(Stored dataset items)
[start]

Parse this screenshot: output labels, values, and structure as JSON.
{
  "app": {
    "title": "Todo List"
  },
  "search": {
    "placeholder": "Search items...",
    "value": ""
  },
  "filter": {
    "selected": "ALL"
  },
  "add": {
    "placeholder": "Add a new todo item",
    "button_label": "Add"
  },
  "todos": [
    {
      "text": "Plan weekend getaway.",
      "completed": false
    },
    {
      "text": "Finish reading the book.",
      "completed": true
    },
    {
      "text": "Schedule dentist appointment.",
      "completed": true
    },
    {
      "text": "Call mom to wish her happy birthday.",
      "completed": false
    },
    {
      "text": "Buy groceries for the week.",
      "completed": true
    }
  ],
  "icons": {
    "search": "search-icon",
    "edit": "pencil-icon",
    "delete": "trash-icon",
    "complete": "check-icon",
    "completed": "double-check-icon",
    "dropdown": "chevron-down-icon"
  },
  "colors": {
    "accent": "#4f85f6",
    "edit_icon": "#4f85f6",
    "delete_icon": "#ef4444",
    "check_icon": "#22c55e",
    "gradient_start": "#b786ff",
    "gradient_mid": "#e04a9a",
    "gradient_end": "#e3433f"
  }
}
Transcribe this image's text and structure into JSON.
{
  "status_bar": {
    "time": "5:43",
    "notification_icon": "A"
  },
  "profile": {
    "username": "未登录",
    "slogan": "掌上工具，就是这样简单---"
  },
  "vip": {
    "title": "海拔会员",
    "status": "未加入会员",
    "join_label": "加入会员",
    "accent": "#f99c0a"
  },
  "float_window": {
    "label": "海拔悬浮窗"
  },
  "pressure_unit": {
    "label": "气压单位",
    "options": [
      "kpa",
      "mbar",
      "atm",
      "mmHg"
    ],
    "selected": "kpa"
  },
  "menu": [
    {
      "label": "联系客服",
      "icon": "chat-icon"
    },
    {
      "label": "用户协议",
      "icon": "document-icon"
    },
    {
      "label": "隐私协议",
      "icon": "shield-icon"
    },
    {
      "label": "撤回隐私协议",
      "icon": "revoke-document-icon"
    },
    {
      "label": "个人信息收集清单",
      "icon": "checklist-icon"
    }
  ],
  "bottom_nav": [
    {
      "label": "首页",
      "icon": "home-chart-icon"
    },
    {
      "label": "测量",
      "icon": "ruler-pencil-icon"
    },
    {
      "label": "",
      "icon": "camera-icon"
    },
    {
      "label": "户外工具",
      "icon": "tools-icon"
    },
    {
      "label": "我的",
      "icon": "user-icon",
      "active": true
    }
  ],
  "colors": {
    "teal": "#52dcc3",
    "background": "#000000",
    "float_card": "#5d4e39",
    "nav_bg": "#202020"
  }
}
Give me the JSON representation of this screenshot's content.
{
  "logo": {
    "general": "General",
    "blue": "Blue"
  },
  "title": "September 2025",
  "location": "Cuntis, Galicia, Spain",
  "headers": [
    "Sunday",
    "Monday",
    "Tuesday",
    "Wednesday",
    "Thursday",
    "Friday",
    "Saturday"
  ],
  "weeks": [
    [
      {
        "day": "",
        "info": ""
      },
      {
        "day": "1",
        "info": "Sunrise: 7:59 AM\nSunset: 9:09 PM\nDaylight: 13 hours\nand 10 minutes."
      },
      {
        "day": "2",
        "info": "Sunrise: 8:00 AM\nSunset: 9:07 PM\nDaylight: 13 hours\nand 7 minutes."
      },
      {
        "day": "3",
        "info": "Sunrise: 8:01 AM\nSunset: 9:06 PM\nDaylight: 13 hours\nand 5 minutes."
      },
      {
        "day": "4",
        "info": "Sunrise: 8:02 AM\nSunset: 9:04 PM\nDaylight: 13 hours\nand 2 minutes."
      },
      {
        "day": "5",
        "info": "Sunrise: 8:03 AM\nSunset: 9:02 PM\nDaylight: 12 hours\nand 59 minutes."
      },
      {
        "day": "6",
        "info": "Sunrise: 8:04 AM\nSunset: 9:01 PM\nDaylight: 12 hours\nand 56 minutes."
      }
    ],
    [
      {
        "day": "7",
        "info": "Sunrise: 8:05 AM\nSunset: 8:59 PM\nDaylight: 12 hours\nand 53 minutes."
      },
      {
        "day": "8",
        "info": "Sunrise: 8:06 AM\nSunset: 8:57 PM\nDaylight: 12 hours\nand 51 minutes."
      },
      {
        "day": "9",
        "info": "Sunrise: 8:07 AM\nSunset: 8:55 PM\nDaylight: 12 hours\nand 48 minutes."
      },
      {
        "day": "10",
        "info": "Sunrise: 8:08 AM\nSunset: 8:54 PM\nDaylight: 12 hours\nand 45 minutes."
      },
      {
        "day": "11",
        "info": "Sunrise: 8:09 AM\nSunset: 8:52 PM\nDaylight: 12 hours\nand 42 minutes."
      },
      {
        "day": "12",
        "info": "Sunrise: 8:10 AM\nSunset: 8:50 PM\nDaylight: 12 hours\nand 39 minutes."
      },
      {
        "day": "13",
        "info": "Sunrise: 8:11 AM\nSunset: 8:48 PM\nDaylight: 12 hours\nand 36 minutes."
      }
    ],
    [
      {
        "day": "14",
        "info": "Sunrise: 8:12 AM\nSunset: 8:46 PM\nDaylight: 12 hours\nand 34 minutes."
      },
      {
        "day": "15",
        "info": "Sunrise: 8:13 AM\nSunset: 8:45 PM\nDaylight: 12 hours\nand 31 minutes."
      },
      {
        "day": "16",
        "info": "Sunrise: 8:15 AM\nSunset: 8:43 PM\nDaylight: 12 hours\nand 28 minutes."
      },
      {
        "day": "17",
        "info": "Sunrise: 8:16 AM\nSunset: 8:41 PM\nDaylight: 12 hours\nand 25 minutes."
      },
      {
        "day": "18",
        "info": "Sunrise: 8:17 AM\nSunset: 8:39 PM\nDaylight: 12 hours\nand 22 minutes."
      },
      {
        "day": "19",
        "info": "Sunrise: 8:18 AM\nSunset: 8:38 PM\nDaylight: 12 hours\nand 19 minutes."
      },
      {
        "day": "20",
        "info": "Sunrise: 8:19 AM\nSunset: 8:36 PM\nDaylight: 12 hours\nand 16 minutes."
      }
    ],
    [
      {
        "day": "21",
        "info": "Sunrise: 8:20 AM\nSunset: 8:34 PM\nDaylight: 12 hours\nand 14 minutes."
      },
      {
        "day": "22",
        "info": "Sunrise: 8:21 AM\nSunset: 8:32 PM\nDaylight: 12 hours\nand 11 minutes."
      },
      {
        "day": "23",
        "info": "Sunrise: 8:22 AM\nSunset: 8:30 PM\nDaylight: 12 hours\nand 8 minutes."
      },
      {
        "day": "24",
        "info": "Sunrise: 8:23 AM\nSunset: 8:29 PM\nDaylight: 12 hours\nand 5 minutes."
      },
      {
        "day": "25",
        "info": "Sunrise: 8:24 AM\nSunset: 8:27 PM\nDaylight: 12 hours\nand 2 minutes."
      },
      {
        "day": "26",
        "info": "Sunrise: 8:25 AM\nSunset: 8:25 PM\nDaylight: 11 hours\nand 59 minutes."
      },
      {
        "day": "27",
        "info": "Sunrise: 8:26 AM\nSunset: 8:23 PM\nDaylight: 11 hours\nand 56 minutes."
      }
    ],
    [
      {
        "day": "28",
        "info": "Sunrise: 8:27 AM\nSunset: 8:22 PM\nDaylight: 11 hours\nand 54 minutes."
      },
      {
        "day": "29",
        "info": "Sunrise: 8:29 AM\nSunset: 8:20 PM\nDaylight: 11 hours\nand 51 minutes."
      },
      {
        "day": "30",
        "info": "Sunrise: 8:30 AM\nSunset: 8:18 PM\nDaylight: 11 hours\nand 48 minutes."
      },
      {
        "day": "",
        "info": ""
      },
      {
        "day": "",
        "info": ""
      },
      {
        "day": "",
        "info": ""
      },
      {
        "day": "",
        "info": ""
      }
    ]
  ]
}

[end]

#### [Stated problem]
Copy each line of the listing that holds the word "structure".

#### [Task answer]
Parse this screenshot: output labels, values, and structure as JSON.
Transcribe this image's text and structure into JSON.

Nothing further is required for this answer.